What is asked: State how many lines contain "między", and write nothing except that count.

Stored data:
>>
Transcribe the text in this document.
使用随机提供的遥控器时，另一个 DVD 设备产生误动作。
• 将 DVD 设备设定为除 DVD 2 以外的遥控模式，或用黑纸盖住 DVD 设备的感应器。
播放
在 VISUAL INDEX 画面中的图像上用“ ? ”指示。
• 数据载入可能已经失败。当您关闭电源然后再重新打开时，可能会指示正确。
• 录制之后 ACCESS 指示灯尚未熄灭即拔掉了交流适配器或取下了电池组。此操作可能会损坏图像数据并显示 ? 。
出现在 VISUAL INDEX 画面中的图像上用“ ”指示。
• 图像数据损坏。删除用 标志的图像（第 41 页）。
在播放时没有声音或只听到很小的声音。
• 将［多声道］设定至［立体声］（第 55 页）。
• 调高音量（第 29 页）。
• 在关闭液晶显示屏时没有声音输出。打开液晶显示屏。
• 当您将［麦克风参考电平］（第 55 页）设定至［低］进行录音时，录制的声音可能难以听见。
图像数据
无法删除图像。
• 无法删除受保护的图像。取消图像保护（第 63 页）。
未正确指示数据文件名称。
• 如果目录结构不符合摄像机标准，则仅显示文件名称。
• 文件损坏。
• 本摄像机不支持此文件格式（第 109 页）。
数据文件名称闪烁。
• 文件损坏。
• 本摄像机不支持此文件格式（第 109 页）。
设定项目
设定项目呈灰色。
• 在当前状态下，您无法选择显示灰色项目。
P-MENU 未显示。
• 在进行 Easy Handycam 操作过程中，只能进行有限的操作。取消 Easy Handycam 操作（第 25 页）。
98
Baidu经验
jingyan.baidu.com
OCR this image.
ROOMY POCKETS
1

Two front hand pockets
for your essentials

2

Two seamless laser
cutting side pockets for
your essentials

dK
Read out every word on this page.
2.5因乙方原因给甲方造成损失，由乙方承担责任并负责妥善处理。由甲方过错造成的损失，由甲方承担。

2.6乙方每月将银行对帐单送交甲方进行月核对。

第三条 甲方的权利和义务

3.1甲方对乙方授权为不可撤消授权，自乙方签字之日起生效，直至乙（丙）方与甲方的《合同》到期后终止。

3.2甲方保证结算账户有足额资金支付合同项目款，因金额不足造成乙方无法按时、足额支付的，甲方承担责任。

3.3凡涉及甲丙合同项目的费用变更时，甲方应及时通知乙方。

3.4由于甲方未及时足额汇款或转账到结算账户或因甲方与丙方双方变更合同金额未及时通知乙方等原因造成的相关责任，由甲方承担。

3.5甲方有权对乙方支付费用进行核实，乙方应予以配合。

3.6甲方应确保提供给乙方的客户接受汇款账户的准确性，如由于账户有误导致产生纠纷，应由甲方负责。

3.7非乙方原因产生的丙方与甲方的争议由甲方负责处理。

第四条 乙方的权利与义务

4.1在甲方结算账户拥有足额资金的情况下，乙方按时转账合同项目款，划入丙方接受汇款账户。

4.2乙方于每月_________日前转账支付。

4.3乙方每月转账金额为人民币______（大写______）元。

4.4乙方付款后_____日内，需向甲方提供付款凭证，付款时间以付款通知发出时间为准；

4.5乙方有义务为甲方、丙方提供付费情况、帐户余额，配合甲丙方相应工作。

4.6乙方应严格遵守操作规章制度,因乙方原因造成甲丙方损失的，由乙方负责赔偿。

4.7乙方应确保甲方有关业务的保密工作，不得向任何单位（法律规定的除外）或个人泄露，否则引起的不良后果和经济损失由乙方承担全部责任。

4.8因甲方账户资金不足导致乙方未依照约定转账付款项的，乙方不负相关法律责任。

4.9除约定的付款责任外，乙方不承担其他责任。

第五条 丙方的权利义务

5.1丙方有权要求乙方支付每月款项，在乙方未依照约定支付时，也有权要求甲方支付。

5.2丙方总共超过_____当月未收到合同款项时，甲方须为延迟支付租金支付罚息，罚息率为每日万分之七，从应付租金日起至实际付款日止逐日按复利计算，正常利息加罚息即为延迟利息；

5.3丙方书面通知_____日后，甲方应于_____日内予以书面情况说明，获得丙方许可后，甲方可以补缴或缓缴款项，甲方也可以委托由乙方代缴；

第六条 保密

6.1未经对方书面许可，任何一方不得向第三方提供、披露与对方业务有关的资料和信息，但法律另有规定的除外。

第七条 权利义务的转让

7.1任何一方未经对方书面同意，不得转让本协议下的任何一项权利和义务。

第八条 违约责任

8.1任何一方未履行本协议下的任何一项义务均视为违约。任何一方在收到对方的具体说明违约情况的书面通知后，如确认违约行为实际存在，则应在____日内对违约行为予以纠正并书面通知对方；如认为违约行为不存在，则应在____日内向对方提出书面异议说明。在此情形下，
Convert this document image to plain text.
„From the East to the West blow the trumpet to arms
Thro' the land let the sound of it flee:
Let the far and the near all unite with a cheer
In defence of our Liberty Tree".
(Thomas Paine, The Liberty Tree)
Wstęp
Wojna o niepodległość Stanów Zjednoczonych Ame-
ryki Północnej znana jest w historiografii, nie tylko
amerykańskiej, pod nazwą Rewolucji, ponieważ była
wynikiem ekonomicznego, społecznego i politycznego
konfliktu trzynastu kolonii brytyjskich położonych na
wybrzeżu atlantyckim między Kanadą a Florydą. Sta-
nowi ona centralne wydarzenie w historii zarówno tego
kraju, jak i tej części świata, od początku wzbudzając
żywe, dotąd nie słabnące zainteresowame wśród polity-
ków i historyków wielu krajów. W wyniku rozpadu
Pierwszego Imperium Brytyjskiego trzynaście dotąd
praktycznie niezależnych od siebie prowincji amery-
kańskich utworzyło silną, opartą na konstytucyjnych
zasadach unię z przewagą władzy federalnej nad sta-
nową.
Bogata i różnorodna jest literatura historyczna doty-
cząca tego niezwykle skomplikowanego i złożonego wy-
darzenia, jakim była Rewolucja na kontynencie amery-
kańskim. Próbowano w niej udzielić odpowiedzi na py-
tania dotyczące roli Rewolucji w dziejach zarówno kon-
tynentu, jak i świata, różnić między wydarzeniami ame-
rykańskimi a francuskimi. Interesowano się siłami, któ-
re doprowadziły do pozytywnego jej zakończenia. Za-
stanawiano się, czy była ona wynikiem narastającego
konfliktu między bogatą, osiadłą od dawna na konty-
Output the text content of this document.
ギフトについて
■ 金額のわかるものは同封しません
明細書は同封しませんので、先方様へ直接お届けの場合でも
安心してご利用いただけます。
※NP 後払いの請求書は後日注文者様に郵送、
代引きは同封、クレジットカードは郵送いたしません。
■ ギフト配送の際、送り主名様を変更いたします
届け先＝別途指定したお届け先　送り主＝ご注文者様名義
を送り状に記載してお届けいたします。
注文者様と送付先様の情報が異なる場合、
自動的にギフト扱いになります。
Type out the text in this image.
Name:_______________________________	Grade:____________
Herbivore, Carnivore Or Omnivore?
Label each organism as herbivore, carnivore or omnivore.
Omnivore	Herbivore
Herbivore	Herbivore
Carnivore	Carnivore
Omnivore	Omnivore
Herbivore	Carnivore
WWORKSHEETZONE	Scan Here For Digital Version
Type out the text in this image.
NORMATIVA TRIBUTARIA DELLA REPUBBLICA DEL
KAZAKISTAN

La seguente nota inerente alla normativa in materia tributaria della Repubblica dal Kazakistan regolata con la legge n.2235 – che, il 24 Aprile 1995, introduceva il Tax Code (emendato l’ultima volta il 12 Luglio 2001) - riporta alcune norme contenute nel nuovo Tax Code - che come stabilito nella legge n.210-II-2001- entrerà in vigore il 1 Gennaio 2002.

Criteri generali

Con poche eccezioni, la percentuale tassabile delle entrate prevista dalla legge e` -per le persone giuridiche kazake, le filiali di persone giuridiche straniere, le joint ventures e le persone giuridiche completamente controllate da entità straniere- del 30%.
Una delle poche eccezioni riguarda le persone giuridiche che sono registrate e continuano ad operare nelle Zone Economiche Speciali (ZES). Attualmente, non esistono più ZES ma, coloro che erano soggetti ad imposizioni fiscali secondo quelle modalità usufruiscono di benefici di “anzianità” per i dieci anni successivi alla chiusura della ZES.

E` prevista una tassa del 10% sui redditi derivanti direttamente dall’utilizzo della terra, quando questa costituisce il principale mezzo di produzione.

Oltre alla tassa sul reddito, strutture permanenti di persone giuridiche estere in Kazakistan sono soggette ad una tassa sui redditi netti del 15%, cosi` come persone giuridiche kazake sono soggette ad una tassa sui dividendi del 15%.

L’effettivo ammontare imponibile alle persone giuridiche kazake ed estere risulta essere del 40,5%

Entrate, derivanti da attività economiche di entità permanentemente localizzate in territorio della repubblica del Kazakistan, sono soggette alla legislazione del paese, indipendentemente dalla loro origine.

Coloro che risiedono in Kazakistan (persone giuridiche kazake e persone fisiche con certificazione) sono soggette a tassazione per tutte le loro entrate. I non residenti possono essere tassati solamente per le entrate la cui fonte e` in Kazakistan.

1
<<
Exercise response: 3